What the exercise asks = Each line below should be quoted exactly, please.
++++ Working data
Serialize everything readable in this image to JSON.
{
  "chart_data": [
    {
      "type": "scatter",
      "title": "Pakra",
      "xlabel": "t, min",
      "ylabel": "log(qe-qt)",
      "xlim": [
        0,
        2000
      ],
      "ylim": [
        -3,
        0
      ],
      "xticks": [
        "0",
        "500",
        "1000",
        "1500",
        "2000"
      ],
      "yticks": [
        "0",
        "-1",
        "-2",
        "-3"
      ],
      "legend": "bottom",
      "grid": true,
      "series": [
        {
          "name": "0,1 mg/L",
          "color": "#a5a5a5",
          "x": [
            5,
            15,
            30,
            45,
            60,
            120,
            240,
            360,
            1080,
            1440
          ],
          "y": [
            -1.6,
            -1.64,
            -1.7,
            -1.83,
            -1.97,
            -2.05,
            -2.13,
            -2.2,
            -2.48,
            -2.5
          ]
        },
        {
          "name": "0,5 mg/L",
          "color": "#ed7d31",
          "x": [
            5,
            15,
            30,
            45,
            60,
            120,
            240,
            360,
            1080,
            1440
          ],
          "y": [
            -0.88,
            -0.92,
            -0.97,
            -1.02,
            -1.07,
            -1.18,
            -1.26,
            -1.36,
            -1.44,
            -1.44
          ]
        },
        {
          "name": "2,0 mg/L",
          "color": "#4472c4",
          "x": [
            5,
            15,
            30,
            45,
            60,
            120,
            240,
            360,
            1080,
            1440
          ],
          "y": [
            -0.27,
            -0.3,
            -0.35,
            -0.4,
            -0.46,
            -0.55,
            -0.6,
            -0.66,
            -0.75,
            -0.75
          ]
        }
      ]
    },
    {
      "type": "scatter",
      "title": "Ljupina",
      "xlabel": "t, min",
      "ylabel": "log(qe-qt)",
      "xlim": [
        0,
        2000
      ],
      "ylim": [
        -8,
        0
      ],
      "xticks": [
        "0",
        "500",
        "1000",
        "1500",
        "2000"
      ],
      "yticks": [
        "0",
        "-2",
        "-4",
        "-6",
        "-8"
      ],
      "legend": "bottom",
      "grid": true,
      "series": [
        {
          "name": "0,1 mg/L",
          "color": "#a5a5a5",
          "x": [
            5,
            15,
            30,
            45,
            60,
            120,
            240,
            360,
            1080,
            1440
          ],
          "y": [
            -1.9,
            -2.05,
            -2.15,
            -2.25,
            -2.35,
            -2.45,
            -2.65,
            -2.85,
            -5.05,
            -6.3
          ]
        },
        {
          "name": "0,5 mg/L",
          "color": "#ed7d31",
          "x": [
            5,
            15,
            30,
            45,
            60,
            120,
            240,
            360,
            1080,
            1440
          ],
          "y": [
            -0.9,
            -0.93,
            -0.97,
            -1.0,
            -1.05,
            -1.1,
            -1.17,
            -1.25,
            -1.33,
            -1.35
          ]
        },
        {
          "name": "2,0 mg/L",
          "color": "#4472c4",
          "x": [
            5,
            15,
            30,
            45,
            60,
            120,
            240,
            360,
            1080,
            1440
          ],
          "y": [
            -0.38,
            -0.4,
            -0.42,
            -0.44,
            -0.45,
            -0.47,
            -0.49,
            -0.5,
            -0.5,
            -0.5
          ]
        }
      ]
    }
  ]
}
++++++++
Solution =
Serialize everything readable in this image to JSON.
{
  "chart_data": [
    {
      "type": "scatter",
      "title": "Pakra",
      "xlabel": "t, min",
      "ylabel": "log(qe-qt)",
      "xlim": [
        0,
        2000
      ],
      "ylim": [
        -3,
        0
      ],
      "xticks": [
        "0",
        "500",
        "1000",
        "1500",
        "2000"
      ],
      "yticks": [
        "0",
        "-1",
        "-2",
        "-3"
      ],
      "legend": "bottom",
      "grid": true,
      "series": [
        {
          "name": "0,1 mg/L",
          "color": "#a5a5a5",
          "x": [
            5,
            15,
            30,
            45,
            60,
            120,
            240,
            360,
            1080,
            1440
          ],
          "y": [
            -1.6,
            -1.64,
            -1.7,
            -1.83,
            -1.97,
            -2.05,
            -2.13,
            -2.2,
            -2.48,
            -2.5
          ]
        },
        {
          "name": "0,5 mg/L",
          "color": "#ed7d31",
          "x": [
            5,
            15,
            30,
            45,
            60,
            120,
            240,
            360,
            1080,
            1440
          ],
          "y": [
            -0.88,
            -0.92,
            -0.97,
            -1.02,
            -1.07,
            -1.18,
            -1.26,
            -1.36,
            -1.44,
            -1.44
          ]
        },
        {
          "name": "2,0 mg/L",
          "color": "#4472c4",
          "x": [
            5,
            15,
            30,
            45,
            60,
            120,
            240,
            360,
            1080,
            1440
          ],
          "y": [
            -0.27,
            -0.3,
            -0.35,
            -0.4,
            -0.46,
            -0.55,
            -0.6,
            -0.66,
            -0.75,
            -0.75
          ]
        }
      ]
    },
    {
      "type": "scatter",
      "title": "Ljupina",
      "xlabel": "t, min",
      "ylabel": "log(qe-qt)",
      "xlim": [
        0,
        2000
      ],
      "ylim": [
        -8,
        0
      ],
      "xticks": [
        "0",
        "500",
        "1000",
        "1500",
        "2000"
      ],
      "yticks": [
        "0",
        "-2",
        "-4",
        "-6",
        "-8"
      ],
      "legend": "bottom",
      "grid": true,
      "series": [
        {
          "name": "0,1 mg/L",
          "color": "#a5a5a5",
          "x": [
            5,
            15,
            30,
            45,
            60,
            120,
            240,
            360,
            1080,
            1440
          ],
          "y": [
            -1.9,
            -2.05,
            -2.15,
            -2.25,
            -2.35,
            -2.45,
            -2.65,
            -2.85,
            -5.05,
            -6.3
          ]
        },
        {
          "name": "0,5 mg/L",
          "color": "#ed7d31",
          "x": [
            5,
            15,
            30,
            45,
            60,
            120,
            240,
            360,
            1080,
            1440
          ],
          "y": [
            -0.9,
            -0.93,
            -0.97,
            -1.0,
            -1.05,
            -1.1,
            -1.17,
            -1.25,
            -1.33,
            -1.35
          ]
        },
        {
          "name": "2,0 mg/L",
          "color": "#4472c4",
          "x": [
            5,
            15,
            30,
            45,
            60,
            120,
            240,
            360,
            1080,
            1440
          ],
          "y": [
            -0.38,
            -0.4,
            -0.42,
            -0.44,
            -0.45,
            -0.47,
            -0.49,
            -0.5,
            -0.5,
            -0.5
          ]
        }
      ]
    }
  ]
}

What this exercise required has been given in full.